(Records)
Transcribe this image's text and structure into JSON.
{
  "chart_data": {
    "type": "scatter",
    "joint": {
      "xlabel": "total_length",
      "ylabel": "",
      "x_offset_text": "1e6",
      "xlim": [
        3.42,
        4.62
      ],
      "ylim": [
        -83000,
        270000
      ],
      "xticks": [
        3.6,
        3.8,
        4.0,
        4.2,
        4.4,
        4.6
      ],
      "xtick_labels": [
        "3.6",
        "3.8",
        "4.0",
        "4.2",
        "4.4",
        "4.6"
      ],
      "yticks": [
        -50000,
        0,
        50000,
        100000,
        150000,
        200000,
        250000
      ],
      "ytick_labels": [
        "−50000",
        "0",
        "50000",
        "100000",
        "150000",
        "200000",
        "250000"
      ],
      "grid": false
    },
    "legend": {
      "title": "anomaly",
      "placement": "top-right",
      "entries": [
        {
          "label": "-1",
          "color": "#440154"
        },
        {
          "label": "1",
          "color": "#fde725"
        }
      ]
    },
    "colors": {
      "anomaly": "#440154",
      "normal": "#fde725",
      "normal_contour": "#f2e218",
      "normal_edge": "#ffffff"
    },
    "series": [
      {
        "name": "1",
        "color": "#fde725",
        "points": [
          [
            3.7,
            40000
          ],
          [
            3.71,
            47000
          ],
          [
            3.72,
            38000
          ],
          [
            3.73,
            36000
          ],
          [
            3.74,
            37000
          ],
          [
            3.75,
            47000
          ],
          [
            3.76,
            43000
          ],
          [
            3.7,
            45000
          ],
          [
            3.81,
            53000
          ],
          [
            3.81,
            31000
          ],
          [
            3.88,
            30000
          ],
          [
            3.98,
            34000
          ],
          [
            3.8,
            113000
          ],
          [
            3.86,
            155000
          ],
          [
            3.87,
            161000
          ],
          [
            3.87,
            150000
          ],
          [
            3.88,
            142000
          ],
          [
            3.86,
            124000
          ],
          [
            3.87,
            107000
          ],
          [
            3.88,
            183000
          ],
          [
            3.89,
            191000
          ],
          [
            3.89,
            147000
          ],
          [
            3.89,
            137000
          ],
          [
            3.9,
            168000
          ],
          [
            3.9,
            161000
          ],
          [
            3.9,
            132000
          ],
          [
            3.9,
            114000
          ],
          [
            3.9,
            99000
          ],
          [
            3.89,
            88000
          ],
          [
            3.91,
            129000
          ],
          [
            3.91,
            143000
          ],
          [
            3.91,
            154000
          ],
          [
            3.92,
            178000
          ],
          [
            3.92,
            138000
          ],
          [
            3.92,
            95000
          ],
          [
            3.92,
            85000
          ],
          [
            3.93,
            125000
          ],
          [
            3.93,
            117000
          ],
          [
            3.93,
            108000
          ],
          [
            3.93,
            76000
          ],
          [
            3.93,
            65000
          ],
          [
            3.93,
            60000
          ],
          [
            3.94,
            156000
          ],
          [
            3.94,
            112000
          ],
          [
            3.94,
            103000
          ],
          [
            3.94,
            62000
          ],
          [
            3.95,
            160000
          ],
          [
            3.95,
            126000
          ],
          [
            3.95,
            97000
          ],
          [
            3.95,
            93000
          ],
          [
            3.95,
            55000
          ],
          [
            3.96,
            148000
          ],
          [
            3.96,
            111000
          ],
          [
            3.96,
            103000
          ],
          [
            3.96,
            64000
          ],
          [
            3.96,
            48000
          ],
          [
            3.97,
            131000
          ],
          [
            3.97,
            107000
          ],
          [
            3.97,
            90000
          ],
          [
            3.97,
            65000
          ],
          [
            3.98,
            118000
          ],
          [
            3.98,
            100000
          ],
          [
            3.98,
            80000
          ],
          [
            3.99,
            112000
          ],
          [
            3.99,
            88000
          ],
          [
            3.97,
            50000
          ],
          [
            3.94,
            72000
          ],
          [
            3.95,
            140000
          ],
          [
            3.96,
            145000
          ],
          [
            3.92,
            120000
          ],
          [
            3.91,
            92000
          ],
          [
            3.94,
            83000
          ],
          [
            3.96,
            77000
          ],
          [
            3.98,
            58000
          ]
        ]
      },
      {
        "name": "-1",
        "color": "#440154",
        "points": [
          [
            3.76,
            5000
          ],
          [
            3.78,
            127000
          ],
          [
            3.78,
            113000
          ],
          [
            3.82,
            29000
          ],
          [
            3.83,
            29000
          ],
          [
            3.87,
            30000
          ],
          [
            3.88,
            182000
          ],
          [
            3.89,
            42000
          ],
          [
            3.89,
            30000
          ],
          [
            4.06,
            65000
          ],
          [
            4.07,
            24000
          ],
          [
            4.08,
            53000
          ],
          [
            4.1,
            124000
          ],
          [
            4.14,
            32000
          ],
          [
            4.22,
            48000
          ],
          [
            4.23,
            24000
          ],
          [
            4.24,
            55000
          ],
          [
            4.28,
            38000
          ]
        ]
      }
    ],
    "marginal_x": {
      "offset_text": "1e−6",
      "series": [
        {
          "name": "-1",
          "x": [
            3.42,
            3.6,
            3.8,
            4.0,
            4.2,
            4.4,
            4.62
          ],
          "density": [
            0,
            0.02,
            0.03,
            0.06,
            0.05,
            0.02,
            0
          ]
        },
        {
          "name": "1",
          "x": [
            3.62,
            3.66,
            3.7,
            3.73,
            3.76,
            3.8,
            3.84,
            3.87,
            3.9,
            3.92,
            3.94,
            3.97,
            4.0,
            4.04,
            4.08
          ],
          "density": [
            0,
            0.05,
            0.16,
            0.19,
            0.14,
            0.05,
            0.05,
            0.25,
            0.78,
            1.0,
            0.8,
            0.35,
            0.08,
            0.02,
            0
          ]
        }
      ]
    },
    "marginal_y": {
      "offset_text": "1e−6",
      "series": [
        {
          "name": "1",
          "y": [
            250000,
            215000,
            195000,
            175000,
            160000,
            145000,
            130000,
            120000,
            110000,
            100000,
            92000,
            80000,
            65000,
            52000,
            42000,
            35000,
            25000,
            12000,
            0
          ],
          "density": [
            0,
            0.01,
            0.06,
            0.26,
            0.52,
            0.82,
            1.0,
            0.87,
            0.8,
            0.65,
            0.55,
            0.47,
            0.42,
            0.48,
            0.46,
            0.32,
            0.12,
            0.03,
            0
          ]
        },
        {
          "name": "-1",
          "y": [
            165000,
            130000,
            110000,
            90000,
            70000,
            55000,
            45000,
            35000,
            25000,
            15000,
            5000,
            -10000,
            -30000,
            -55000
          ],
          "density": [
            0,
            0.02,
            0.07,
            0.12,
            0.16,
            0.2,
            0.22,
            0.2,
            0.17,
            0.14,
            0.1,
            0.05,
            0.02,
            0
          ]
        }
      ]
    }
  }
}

TASK REQUIREMENTS >> Without leaving anything out, give the entries again exactly.

WRITTEN ANSWER >>
Transcribe this image's text and structure into JSON.
{
  "chart_data": {
    "type": "scatter",
    "joint": {
      "xlabel": "total_length",
      "ylabel": "",
      "x_offset_text": "1e6",
      "xlim": [
        3.42,
        4.62
      ],
      "ylim": [
        -83000,
        270000
      ],
      "xticks": [
        3.6,
        3.8,
        4.0,
        4.2,
        4.4,
        4.6
      ],
      "xtick_labels": [
        "3.6",
        "3.8",
        "4.0",
        "4.2",
        "4.4",
        "4.6"
      ],
      "yticks": [
        -50000,
        0,
        50000,
        100000,
        150000,
        200000,
        250000
      ],
      "ytick_labels": [
        "−50000",
        "0",
        "50000",
        "100000",
        "150000",
        "200000",
        "250000"
      ],
      "grid": false
    },
    "legend": {
      "title": "anomaly",
      "placement": "top-right",
      "entries": [
        {
          "label": "-1",
          "color": "#440154"
        },
        {
          "label": "1",
          "color": "#fde725"
        }
      ]
    },
    "colors": {
      "anomaly": "#440154",
      "normal": "#fde725",
      "normal_contour": "#f2e218",
      "normal_edge": "#ffffff"
    },
    "series": [
      {
        "name": "1",
        "color": "#fde725",
        "points": [
          [
            3.7,
            40000
          ],
          [
            3.71,
            47000
          ],
          [
            3.72,
            38000
          ],
          [
            3.73,
            36000
          ],
          [
            3.74,
            37000
          ],
          [
            3.75,
            47000
          ],
          [
            3.76,
            43000
          ],
          [
            3.7,
            45000
          ],
          [
            3.81,
            53000
          ],
          [
            3.81,
            31000
          ],
          [
            3.88,
            30000
          ],
          [
            3.98,
            34000
          ],
          [
            3.8,
            113000
          ],
          [
            3.86,
            155000
          ],
          [
            3.87,
            161000
          ],
          [
            3.87,
            150000
          ],
          [
            3.88,
            142000
          ],
          [
            3.86,
            124000
          ],
          [
            3.87,
            107000
          ],
          [
            3.88,
            183000
          ],
          [
            3.89,
            191000
          ],
          [
            3.89,
            147000
          ],
          [
            3.89,
            137000
          ],
          [
            3.9,
            168000
          ],
          [
            3.9,
            161000
          ],
          [
            3.9,
            132000
          ],
          [
            3.9,
            114000
          ],
          [
            3.9,
            99000
          ],
          [
            3.89,
            88000
          ],
          [
            3.91,
            129000
          ],
          [
            3.91,
            143000
          ],
          [
            3.91,
            154000
          ],
          [
            3.92,
            178000
          ],
          [
            3.92,
            138000
          ],
          [
            3.92,
            95000
          ],
          [
            3.92,
            85000
          ],
          [
            3.93,
            125000
          ],
          [
            3.93,
            117000
          ],
          [
            3.93,
            108000
          ],
          [
            3.93,
            76000
          ],
          [
            3.93,
            65000
          ],
          [
            3.93,
            60000
          ],
          [
            3.94,
            156000
          ],
          [
            3.94,
            112000
          ],
          [
            3.94,
            103000
          ],
          [
            3.94,
            62000
          ],
          [
            3.95,
            160000
          ],
          [
            3.95,
            126000
          ],
          [
            3.95,
            97000
          ],
          [
            3.95,
            93000
          ],
          [
            3.95,
            55000
          ],
          [
            3.96,
            148000
          ],
          [
            3.96,
            111000
          ],
          [
            3.96,
            103000
          ],
          [
            3.96,
            64000
          ],
          [
            3.96,
            48000
          ],
          [
            3.97,
            131000
          ],
          [
            3.97,
            107000
          ],
          [
            3.97,
            90000
          ],
          [
            3.97,
            65000
          ],
          [
            3.98,
            118000
          ],
          [
            3.98,
            100000
          ],
          [
            3.98,
            80000
          ],
          [
            3.99,
            112000
          ],
          [
            3.99,
            88000
          ],
          [
            3.97,
            50000
          ],
          [
            3.94,
            72000
          ],
          [
            3.95,
            140000
          ],
          [
            3.96,
            145000
          ],
          [
            3.92,
            120000
          ],
          [
            3.91,
            92000
          ],
          [
            3.94,
            83000
          ],
          [
            3.96,
            77000
          ],
          [
            3.98,
            58000
          ]
        ]
      },
      {
        "name": "-1",
        "color": "#440154",
        "points": [
          [
            3.76,
            5000
          ],
          [
            3.78,
            127000
          ],
          [
            3.78,
            113000
          ],
          [
            3.82,
            29000
          ],
          [
            3.83,
            29000
          ],
          [
            3.87,
            30000
          ],
          [
            3.88,
            182000
          ],
          [
            3.89,
            42000
          ],
          [
            3.89,
            30000
          ],
          [
            4.06,
            65000
          ],
          [
            4.07,
            24000
          ],
          [
            4.08,
            53000
          ],
          [
            4.1,
            124000
          ],
          [
            4.14,
            32000
          ],
          [
            4.22,
            48000
          ],
          [
            4.23,
            24000
          ],
          [
            4.24,
            55000
          ],
          [
            4.28,
            38000
          ]
        ]
      }
    ],
    "marginal_x": {
      "offset_text": "1e−6",
      "series": [
        {
          "name": "-1",
          "x": [
            3.42,
            3.6,
            3.8,
            4.0,
            4.2,
            4.4,
            4.62
          ],
          "density": [
            0,
            0.02,
            0.03,
            0.06,
            0.05,
            0.02,
            0
          ]
        },
        {
          "name": "1",
          "x": [
            3.62,
            3.66,
            3.7,
            3.73,
            3.76,
            3.8,
            3.84,
            3.87,
            3.9,
            3.92,
            3.94,
            3.97,
            4.0,
            4.04,
            4.08
          ],
          "density": [
            0,
            0.05,
            0.16,
            0.19,
            0.14,
            0.05,
            0.05,
            0.25,
            0.78,
            1.0,
            0.8,
            0.35,
            0.08,
            0.02,
            0
          ]
        }
      ]
    },
    "marginal_y": {
      "offset_text": "1e−6",
      "series": [
        {
          "name": "1",
          "y": [
            250000,
            215000,
            195000,
            175000,
            160000,
            145000,
            130000,
            120000,
            110000,
            100000,
            92000,
            80000,
            65000,
            52000,
            42000,
            35000,
            25000,
            12000,
            0
          ],
          "density": [
            0,
            0.01,
            0.06,
            0.26,
            0.52,
            0.82,
            1.0,
            0.87,
            0.8,
            0.65,
            0.55,
            0.47,
            0.42,
            0.48,
            0.46,
            0.32,
            0.12,
            0.03,
            0
          ]
        },
        {
          "name": "-1",
          "y": [
            165000,
            130000,
            110000,
            90000,
            70000,
            55000,
            45000,
            35000,
            25000,
            15000,
            5000,
            -10000,
            -30000,
            -55000
          ],
          "density": [
            0,
            0.02,
            0.07,
            0.12,
            0.16,
            0.2,
            0.22,
            0.2,
            0.17,
            0.14,
            0.1,
            0.05,
            0.02,
            0
          ]
        }
      ]
    }
  }
}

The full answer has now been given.